To do:
Report every line of the records below that contains the word "this". Case counts.

+ + + + +

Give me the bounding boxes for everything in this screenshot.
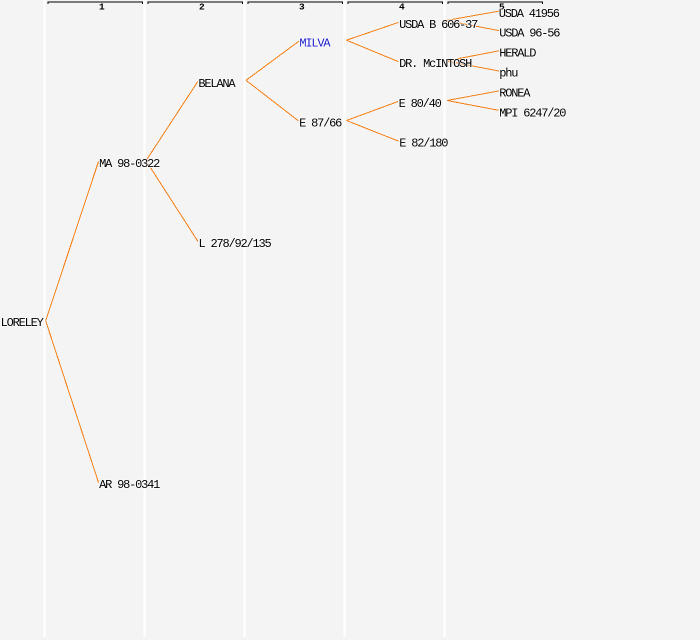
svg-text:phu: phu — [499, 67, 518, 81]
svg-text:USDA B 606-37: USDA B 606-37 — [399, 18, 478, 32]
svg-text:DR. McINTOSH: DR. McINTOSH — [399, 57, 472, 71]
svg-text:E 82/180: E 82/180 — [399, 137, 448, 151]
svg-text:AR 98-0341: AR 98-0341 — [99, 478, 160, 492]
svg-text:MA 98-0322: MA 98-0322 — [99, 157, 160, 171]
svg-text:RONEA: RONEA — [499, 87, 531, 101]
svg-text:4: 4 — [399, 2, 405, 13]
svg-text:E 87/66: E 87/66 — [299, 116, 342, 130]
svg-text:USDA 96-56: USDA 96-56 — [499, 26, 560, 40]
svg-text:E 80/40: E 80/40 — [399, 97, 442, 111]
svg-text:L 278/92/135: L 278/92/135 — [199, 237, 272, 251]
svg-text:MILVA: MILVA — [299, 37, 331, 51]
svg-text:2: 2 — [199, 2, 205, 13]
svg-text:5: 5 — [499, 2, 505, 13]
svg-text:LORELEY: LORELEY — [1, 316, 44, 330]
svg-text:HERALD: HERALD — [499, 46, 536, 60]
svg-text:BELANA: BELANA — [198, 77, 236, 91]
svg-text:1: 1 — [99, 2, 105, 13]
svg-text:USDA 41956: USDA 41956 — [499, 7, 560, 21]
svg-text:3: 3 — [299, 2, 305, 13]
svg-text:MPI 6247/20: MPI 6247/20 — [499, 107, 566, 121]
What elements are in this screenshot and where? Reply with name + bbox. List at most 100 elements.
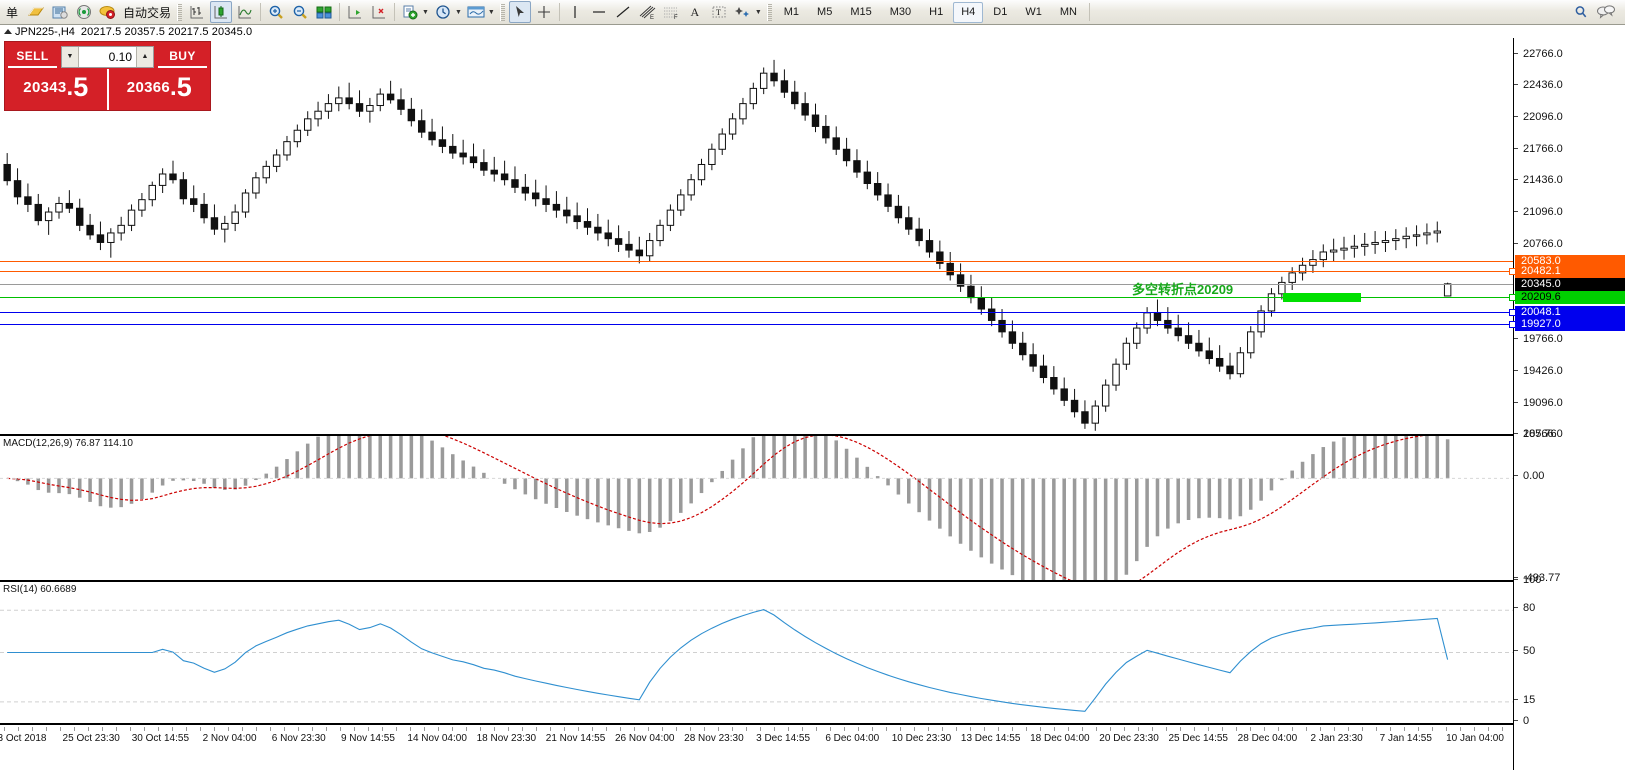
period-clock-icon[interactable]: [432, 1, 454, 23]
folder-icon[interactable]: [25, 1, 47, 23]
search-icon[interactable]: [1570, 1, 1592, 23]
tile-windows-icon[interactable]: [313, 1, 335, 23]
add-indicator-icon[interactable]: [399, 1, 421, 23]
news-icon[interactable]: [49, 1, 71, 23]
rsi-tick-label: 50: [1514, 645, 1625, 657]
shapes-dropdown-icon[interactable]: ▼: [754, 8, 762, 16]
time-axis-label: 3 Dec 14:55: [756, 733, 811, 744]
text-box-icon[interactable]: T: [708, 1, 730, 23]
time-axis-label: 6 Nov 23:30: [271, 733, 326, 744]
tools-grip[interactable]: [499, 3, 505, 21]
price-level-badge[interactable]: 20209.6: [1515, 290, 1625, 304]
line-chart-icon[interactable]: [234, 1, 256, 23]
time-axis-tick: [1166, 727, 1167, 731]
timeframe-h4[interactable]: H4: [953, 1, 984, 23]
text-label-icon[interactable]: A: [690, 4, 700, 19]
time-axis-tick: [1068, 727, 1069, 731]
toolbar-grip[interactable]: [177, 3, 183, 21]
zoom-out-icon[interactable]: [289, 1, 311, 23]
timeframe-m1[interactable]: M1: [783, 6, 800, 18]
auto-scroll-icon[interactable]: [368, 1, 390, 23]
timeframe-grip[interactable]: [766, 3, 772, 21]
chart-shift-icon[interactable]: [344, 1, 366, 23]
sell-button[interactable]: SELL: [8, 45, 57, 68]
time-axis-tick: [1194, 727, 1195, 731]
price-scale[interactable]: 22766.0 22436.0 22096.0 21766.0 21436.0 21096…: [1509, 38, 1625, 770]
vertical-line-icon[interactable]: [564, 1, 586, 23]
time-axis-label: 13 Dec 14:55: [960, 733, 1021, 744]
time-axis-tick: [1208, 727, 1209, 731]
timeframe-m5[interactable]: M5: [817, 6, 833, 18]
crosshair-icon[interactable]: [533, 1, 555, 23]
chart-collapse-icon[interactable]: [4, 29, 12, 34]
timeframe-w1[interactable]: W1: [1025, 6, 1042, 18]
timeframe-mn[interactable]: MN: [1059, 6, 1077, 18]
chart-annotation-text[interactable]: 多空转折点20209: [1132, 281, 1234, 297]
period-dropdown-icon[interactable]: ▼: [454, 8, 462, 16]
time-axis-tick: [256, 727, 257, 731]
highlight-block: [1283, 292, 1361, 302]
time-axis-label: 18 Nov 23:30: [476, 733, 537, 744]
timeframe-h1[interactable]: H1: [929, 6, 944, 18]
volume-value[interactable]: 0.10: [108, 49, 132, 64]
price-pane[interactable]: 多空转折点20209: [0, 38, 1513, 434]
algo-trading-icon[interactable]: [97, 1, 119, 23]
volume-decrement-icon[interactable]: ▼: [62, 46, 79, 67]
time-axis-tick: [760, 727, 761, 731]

+ + + + +

Response to the exercise:
Give me the bounding boxes for everything in this screenshot.
What elements are in this screenshot and where? Reply with name + bbox. List at most 100 elements.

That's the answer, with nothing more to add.